→ TASK TO COMPLETE
The entries are to be returned exactly, with images left out.

[BEGIN]

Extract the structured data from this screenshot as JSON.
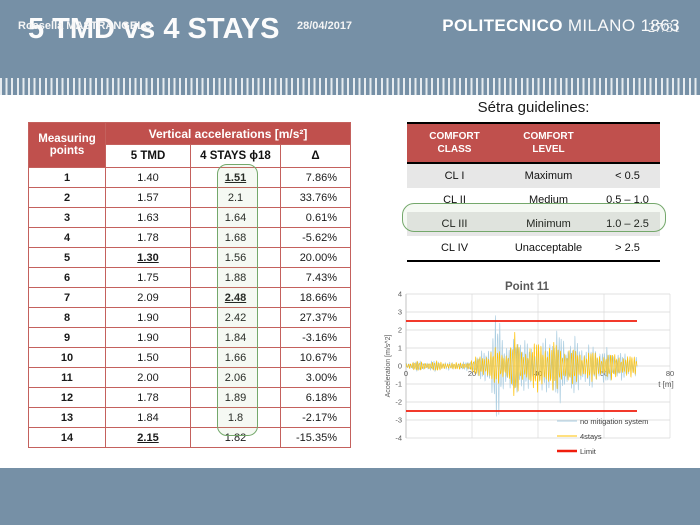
{
  "slide": {
    "title": "5 TMD vs 4 STAYS",
    "page_number": "27/31"
  },
  "footer": {
    "author": "Rossella MASTRANGELO",
    "date": "28/04/2017",
    "brand_bold": "POLITECNICO",
    "brand_light": "MILANO 1863"
  },
  "colors": {
    "band_blue": "#7690A6",
    "table_red": "#C0504D",
    "highlight_green": "#74A86B",
    "series_blue": "#A9CCE0",
    "series_yellow": "#FFC000",
    "limit_red": "#F01D0D",
    "grid_gray": "#D9D9D9",
    "label_gray": "#595959"
  },
  "measurements": {
    "col1_line1": "Measuring",
    "col1_line2": "points",
    "span_header": "Vertical accelerations [m/s²]",
    "sub_headers": [
      "5 TMD",
      "4 STAYS ϕ18",
      "Δ"
    ],
    "rows": [
      {
        "point": "1",
        "tmd": "1.40",
        "stays": "1.51",
        "delta": "7.86%",
        "stays_mark": true
      },
      {
        "point": "2",
        "tmd": "1.57",
        "stays": "2.1",
        "delta": "33.76%"
      },
      {
        "point": "3",
        "tmd": "1.63",
        "stays": "1.64",
        "delta": "0.61%"
      },
      {
        "point": "4",
        "tmd": "1.78",
        "stays": "1.68",
        "delta": "-5.62%"
      },
      {
        "point": "5",
        "tmd": "1.30",
        "stays": "1.56",
        "delta": "20.00%",
        "tmd_mark": true
      },
      {
        "point": "6",
        "tmd": "1.75",
        "stays": "1.88",
        "delta": "7.43%"
      },
      {
        "point": "7",
        "tmd": "2.09",
        "stays": "2.48",
        "delta": "18.66%",
        "stays_mark": true
      },
      {
        "point": "8",
        "tmd": "1.90",
        "stays": "2.42",
        "delta": "27.37%"
      },
      {
        "point": "9",
        "tmd": "1.90",
        "stays": "1.84",
        "delta": "-3.16%"
      },
      {
        "point": "10",
        "tmd": "1.50",
        "stays": "1.66",
        "delta": "10.67%"
      },
      {
        "point": "11",
        "tmd": "2.00",
        "stays": "2.06",
        "delta": "3.00%"
      },
      {
        "point": "12",
        "tmd": "1.78",
        "stays": "1.89",
        "delta": "6.18%"
      },
      {
        "point": "13",
        "tmd": "1.84",
        "stays": "1.8",
        "delta": "-2.17%"
      },
      {
        "point": "14",
        "tmd": "2.15",
        "stays": "1.82",
        "delta": "-15.35%",
        "tmd_mark": true
      }
    ]
  },
  "setra": {
    "title": "Sétra guidelines:",
    "headers": [
      "COMFORT\nCLASS",
      "COMFORT\nLEVEL",
      ""
    ],
    "rows": [
      {
        "cls": "CL I",
        "level": "Maximum",
        "range": "< 0.5"
      },
      {
        "cls": "CL II",
        "level": "Medium",
        "range": "0.5 – 1.0"
      },
      {
        "cls": "CL III",
        "level": "Minimum",
        "range": "1.0 – 2.5",
        "highlighted": true
      },
      {
        "cls": "CL IV",
        "level": "Unacceptable",
        "range": "> 2.5"
      }
    ]
  },
  "chart_data": {
    "type": "line",
    "title": "Point 11",
    "xlabel": "t [m]",
    "ylabel": "Acceleration [m/s^2]",
    "xlim": [
      0,
      80
    ],
    "ylim": [
      -4,
      4
    ],
    "x_ticks": [
      0,
      20,
      40,
      60,
      80
    ],
    "y_ticks": [
      -4,
      -3,
      -2,
      -1,
      0,
      1,
      2,
      3,
      4
    ],
    "grid": true,
    "legend_position": "bottom-right",
    "data_t_end": 70,
    "limit_value": 2.5,
    "series": [
      {
        "name": "no mitigation system",
        "color_key": "series_blue",
        "envelope": [
          [
            0,
            0.22
          ],
          [
            3,
            0.3
          ],
          [
            6,
            0.28
          ],
          [
            9,
            0.32
          ],
          [
            12,
            0.25
          ],
          [
            15,
            0.22
          ],
          [
            18,
            0.25
          ],
          [
            20,
            0.35
          ],
          [
            22,
            0.7
          ],
          [
            24,
            1.1
          ],
          [
            25.5,
            1.7
          ],
          [
            26.5,
            2.5
          ],
          [
            27.5,
            3.3
          ],
          [
            28.5,
            3.0
          ],
          [
            29.5,
            2.2
          ],
          [
            31,
            1.3
          ],
          [
            32.5,
            1.5
          ],
          [
            34,
            2.25
          ],
          [
            35.5,
            2.1
          ],
          [
            37,
            1.3
          ],
          [
            38.5,
            1.15
          ],
          [
            40,
            1.35
          ],
          [
            41.5,
            1.5
          ],
          [
            43,
            1.9
          ],
          [
            44.5,
            2.3
          ],
          [
            46,
            2.25
          ],
          [
            47.5,
            1.9
          ],
          [
            49,
            1.6
          ],
          [
            51,
            1.75
          ],
          [
            53,
            1.5
          ],
          [
            55,
            1.35
          ],
          [
            57,
            1.25
          ],
          [
            59,
            1.15
          ],
          [
            61,
            1.05
          ],
          [
            63,
            0.95
          ],
          [
            65,
            0.85
          ],
          [
            67,
            0.75
          ],
          [
            70,
            0.6
          ]
        ]
      },
      {
        "name": "4stays",
        "color_key": "series_yellow",
        "envelope": [
          [
            0,
            0.2
          ],
          [
            3,
            0.28
          ],
          [
            6,
            0.25
          ],
          [
            9,
            0.3
          ],
          [
            12,
            0.22
          ],
          [
            15,
            0.2
          ],
          [
            18,
            0.22
          ],
          [
            20,
            0.4
          ],
          [
            22,
            0.6
          ],
          [
            24,
            0.85
          ],
          [
            26,
            1.0
          ],
          [
            28,
            1.1
          ],
          [
            30,
            0.95
          ],
          [
            31.5,
            1.2
          ],
          [
            33,
            2.0
          ],
          [
            34.5,
            1.35
          ],
          [
            36,
            1.15
          ],
          [
            37.5,
            1.2
          ],
          [
            39,
            1.35
          ],
          [
            40.5,
            1.9
          ],
          [
            42,
            1.5
          ],
          [
            43.5,
            1.25
          ],
          [
            45,
            1.5
          ],
          [
            46.5,
            1.4
          ],
          [
            48,
            1.15
          ],
          [
            50,
            1.05
          ],
          [
            52,
            1.0
          ],
          [
            54,
            0.95
          ],
          [
            56,
            0.9
          ],
          [
            58,
            0.85
          ],
          [
            60,
            0.82
          ],
          [
            63,
            0.75
          ],
          [
            66,
            0.7
          ],
          [
            70,
            0.55
          ]
        ]
      },
      {
        "name": "Limit",
        "color_key": "limit_red",
        "values": [
          2.5,
          -2.5
        ]
      }
    ]
  }
}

[END]

→ THE RESULT
Extract the structured data from this screenshot as JSON.
{
  "slide": {
    "title": "5 TMD vs 4 STAYS",
    "page_number": "27/31"
  },
  "footer": {
    "author": "Rossella MASTRANGELO",
    "date": "28/04/2017",
    "brand_bold": "POLITECNICO",
    "brand_light": "MILANO 1863"
  },
  "colors": {
    "band_blue": "#7690A6",
    "table_red": "#C0504D",
    "highlight_green": "#74A86B",
    "series_blue": "#A9CCE0",
    "series_yellow": "#FFC000",
    "limit_red": "#F01D0D",
    "grid_gray": "#D9D9D9",
    "label_gray": "#595959"
  },
  "measurements": {
    "col1_line1": "Measuring",
    "col1_line2": "points",
    "span_header": "Vertical accelerations [m/s²]",
    "sub_headers": [
      "5 TMD",
      "4 STAYS ϕ18",
      "Δ"
    ],
    "rows": [
      {
        "point": "1",
        "tmd": "1.40",
        "stays": "1.51",
        "delta": "7.86%",
        "stays_mark": true
      },
      {
        "point": "2",
        "tmd": "1.57",
        "stays": "2.1",
        "delta": "33.76%"
      },
      {
        "point": "3",
        "tmd": "1.63",
        "stays": "1.64",
        "delta": "0.61%"
      },
      {
        "point": "4",
        "tmd": "1.78",
        "stays": "1.68",
        "delta": "-5.62%"
      },
      {
        "point": "5",
        "tmd": "1.30",
        "stays": "1.56",
        "delta": "20.00%",
        "tmd_mark": true
      },
      {
        "point": "6",
        "tmd": "1.75",
        "stays": "1.88",
        "delta": "7.43%"
      },
      {
        "point": "7",
        "tmd": "2.09",
        "stays": "2.48",
        "delta": "18.66%",
        "stays_mark": true
      },
      {
        "point": "8",
        "tmd": "1.90",
        "stays": "2.42",
        "delta": "27.37%"
      },
      {
        "point": "9",
        "tmd": "1.90",
        "stays": "1.84",
        "delta": "-3.16%"
      },
      {
        "point": "10",
        "tmd": "1.50",
        "stays": "1.66",
        "delta": "10.67%"
      },
      {
        "point": "11",
        "tmd": "2.00",
        "stays": "2.06",
        "delta": "3.00%"
      },
      {
        "point": "12",
        "tmd": "1.78",
        "stays": "1.89",
        "delta": "6.18%"
      },
      {
        "point": "13",
        "tmd": "1.84",
        "stays": "1.8",
        "delta": "-2.17%"
      },
      {
        "point": "14",
        "tmd": "2.15",
        "stays": "1.82",
        "delta": "-15.35%",
        "tmd_mark": true
      }
    ]
  },
  "setra": {
    "title": "Sétra guidelines:",
    "headers": [
      "COMFORT\nCLASS",
      "COMFORT\nLEVEL",
      ""
    ],
    "rows": [
      {
        "cls": "CL I",
        "level": "Maximum",
        "range": "< 0.5"
      },
      {
        "cls": "CL II",
        "level": "Medium",
        "range": "0.5 – 1.0"
      },
      {
        "cls": "CL III",
        "level": "Minimum",
        "range": "1.0 – 2.5",
        "highlighted": true
      },
      {
        "cls": "CL IV",
        "level": "Unacceptable",
        "range": "> 2.5"
      }
    ]
  },
  "chart_data": {
    "type": "line",
    "title": "Point 11",
    "xlabel": "t [m]",
    "ylabel": "Acceleration [m/s^2]",
    "xlim": [
      0,
      80
    ],
    "ylim": [
      -4,
      4
    ],
    "x_ticks": [
      0,
      20,
      40,
      60,
      80
    ],
    "y_ticks": [
      -4,
      -3,
      -2,
      -1,
      0,
      1,
      2,
      3,
      4
    ],
    "grid": true,
    "legend_position": "bottom-right",
    "data_t_end": 70,
    "limit_value": 2.5,
    "series": [
      {
        "name": "no mitigation system",
        "color_key": "series_blue",
        "envelope": [
          [
            0,
            0.22
          ],
          [
            3,
            0.3
          ],
          [
            6,
            0.28
          ],
          [
            9,
            0.32
          ],
          [
            12,
            0.25
          ],
          [
            15,
            0.22
          ],
          [
            18,
            0.25
          ],
          [
            20,
            0.35
          ],
          [
            22,
            0.7
          ],
          [
            24,
            1.1
          ],
          [
            25.5,
            1.7
          ],
          [
            26.5,
            2.5
          ],
          [
            27.5,
            3.3
          ],
          [
            28.5,
            3.0
          ],
          [
            29.5,
            2.2
          ],
          [
            31,
            1.3
          ],
          [
            32.5,
            1.5
          ],
          [
            34,
            2.25
          ],
          [
            35.5,
            2.1
          ],
          [
            37,
            1.3
          ],
          [
            38.5,
            1.15
          ],
          [
            40,
            1.35
          ],
          [
            41.5,
            1.5
          ],
          [
            43,
            1.9
          ],
          [
            44.5,
            2.3
          ],
          [
            46,
            2.25
          ],
          [
            47.5,
            1.9
          ],
          [
            49,
            1.6
          ],
          [
            51,
            1.75
          ],
          [
            53,
            1.5
          ],
          [
            55,
            1.35
          ],
          [
            57,
            1.25
          ],
          [
            59,
            1.15
          ],
          [
            61,
            1.05
          ],
          [
            63,
            0.95
          ],
          [
            65,
            0.85
          ],
          [
            67,
            0.75
          ],
          [
            70,
            0.6
          ]
        ]
      },
      {
        "name": "4stays",
        "color_key": "series_yellow",
        "envelope": [
          [
            0,
            0.2
          ],
          [
            3,
            0.28
          ],
          [
            6,
            0.25
          ],
          [
            9,
            0.3
          ],
          [
            12,
            0.22
          ],
          [
            15,
            0.2
          ],
          [
            18,
            0.22
          ],
          [
            20,
            0.4
          ],
          [
            22,
            0.6
          ],
          [
            24,
            0.85
          ],
          [
            26,
            1.0
          ],
          [
            28,
            1.1
          ],
          [
            30,
            0.95
          ],
          [
            31.5,
            1.2
          ],
          [
            33,
            2.0
          ],
          [
            34.5,
            1.35
          ],
          [
            36,
            1.15
          ],
          [
            37.5,
            1.2
          ],
          [
            39,
            1.35
          ],
          [
            40.5,
            1.9
          ],
          [
            42,
            1.5
          ],
          [
            43.5,
            1.25
          ],
          [
            45,
            1.5
          ],
          [
            46.5,
            1.4
          ],
          [
            48,
            1.15
          ],
          [
            50,
            1.05
          ],
          [
            52,
            1.0
          ],
          [
            54,
            0.95
          ],
          [
            56,
            0.9
          ],
          [
            58,
            0.85
          ],
          [
            60,
            0.82
          ],
          [
            63,
            0.75
          ],
          [
            66,
            0.7
          ],
          [
            70,
            0.55
          ]
        ]
      },
      {
        "name": "Limit",
        "color_key": "limit_red",
        "values": [
          2.5,
          -2.5
        ]
      }
    ]
  }
}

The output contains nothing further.